Set problem -> Copy out every line in which the string "fraction" occurs.

▼

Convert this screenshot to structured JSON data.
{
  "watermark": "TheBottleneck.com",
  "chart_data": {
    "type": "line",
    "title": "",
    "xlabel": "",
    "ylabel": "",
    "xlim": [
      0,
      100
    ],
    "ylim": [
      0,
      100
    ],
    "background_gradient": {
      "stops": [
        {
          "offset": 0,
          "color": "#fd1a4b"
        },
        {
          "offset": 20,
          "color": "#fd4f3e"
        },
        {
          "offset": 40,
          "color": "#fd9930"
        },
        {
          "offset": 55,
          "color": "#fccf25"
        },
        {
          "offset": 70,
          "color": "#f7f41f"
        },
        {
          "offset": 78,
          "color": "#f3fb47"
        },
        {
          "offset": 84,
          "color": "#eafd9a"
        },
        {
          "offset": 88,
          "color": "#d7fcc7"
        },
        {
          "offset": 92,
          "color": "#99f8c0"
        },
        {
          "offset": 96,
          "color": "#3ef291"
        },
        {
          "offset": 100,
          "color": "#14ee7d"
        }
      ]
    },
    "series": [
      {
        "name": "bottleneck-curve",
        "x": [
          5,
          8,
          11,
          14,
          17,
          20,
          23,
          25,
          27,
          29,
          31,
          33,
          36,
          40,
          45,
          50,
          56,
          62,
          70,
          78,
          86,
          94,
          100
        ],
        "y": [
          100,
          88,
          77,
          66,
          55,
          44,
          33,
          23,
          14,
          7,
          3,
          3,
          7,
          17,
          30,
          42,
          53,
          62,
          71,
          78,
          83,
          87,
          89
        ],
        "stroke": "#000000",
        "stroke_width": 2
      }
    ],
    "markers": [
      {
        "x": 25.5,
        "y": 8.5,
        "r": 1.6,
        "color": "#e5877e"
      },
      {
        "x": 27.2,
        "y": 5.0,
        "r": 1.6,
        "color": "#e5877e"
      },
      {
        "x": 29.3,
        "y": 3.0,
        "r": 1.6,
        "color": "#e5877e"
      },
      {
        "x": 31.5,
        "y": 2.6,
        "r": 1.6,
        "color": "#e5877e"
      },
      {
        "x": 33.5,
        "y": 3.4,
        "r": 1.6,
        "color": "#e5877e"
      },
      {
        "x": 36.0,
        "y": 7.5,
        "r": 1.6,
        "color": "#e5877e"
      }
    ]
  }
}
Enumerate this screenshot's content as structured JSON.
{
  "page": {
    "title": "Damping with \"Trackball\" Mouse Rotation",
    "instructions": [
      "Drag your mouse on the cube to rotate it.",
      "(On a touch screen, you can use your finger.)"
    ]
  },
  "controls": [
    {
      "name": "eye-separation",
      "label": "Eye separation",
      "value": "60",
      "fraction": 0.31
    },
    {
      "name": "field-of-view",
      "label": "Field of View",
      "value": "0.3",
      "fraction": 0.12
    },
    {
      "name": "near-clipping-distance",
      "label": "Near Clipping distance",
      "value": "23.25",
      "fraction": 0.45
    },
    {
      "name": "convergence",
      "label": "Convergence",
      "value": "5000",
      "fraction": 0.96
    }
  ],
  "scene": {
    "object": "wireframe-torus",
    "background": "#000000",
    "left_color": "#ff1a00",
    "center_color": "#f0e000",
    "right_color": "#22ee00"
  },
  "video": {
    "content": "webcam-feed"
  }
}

▲

Exercise result ->
      "fraction": 0.31
      "fraction": 0.12
      "fraction": 0.45
      "fraction": 0.96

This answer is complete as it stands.